(What to work on)
All entries below need to be written out exactly, but without their pictures.

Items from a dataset

────────────────

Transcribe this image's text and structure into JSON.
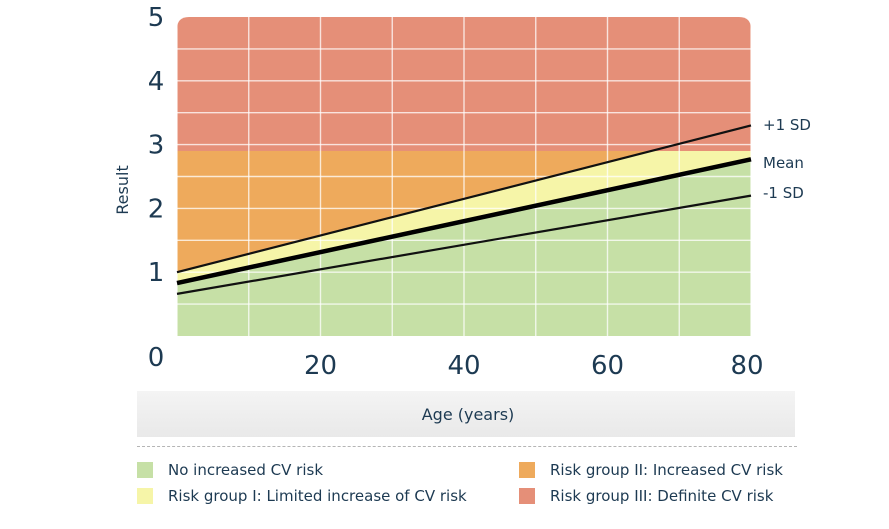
{
  "chart_data": {
    "type": "line",
    "title": "",
    "xlabel": "Age (years)",
    "ylabel": "Result",
    "xlim": [
      0,
      80
    ],
    "ylim": [
      0,
      5
    ],
    "x_ticks": [
      "20",
      "40",
      "60",
      "80"
    ],
    "y_ticks": [
      "0",
      "1",
      "2",
      "3",
      "4",
      "5"
    ],
    "x_origin_label": "0",
    "grid": true,
    "series": [
      {
        "name": "+1 SD",
        "x": [
          0,
          80
        ],
        "y": [
          1.0,
          3.3
        ],
        "color": "#111111"
      },
      {
        "name": "Mean",
        "x": [
          0,
          80
        ],
        "y": [
          0.83,
          2.77
        ],
        "color": "#000000"
      },
      {
        "name": "-1 SD",
        "x": [
          0,
          80
        ],
        "y": [
          0.66,
          2.2
        ],
        "color": "#111111"
      }
    ],
    "regions": [
      {
        "name": "No increased CV risk",
        "color": "#c6e0a6"
      },
      {
        "name": "Risk group I: Limited increase of CV risk",
        "color": "#f6f5a8"
      },
      {
        "name": "Risk group II: Increased CV risk",
        "color": "#eeaa5c"
      },
      {
        "name": "Risk group III: Definite CV risk",
        "color": "#e58f78"
      }
    ],
    "region_boundaries": {
      "risk_group_iii_above": 2.9
    }
  }
}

────────────────

(Complete answer)
Transcribe this image's text and structure into JSON.
{
  "chart_data": {
    "type": "line",
    "title": "",
    "xlabel": "Age (years)",
    "ylabel": "Result",
    "xlim": [
      0,
      80
    ],
    "ylim": [
      0,
      5
    ],
    "x_ticks": [
      "20",
      "40",
      "60",
      "80"
    ],
    "y_ticks": [
      "0",
      "1",
      "2",
      "3",
      "4",
      "5"
    ],
    "x_origin_label": "0",
    "grid": true,
    "series": [
      {
        "name": "+1 SD",
        "x": [
          0,
          80
        ],
        "y": [
          1.0,
          3.3
        ],
        "color": "#111111"
      },
      {
        "name": "Mean",
        "x": [
          0,
          80
        ],
        "y": [
          0.83,
          2.77
        ],
        "color": "#000000"
      },
      {
        "name": "-1 SD",
        "x": [
          0,
          80
        ],
        "y": [
          0.66,
          2.2
        ],
        "color": "#111111"
      }
    ],
    "regions": [
      {
        "name": "No increased CV risk",
        "color": "#c6e0a6"
      },
      {
        "name": "Risk group I: Limited increase of CV risk",
        "color": "#f6f5a8"
      },
      {
        "name": "Risk group II: Increased CV risk",
        "color": "#eeaa5c"
      },
      {
        "name": "Risk group III: Definite CV risk",
        "color": "#e58f78"
      }
    ],
    "region_boundaries": {
      "risk_group_iii_above": 2.9
    }
  }
}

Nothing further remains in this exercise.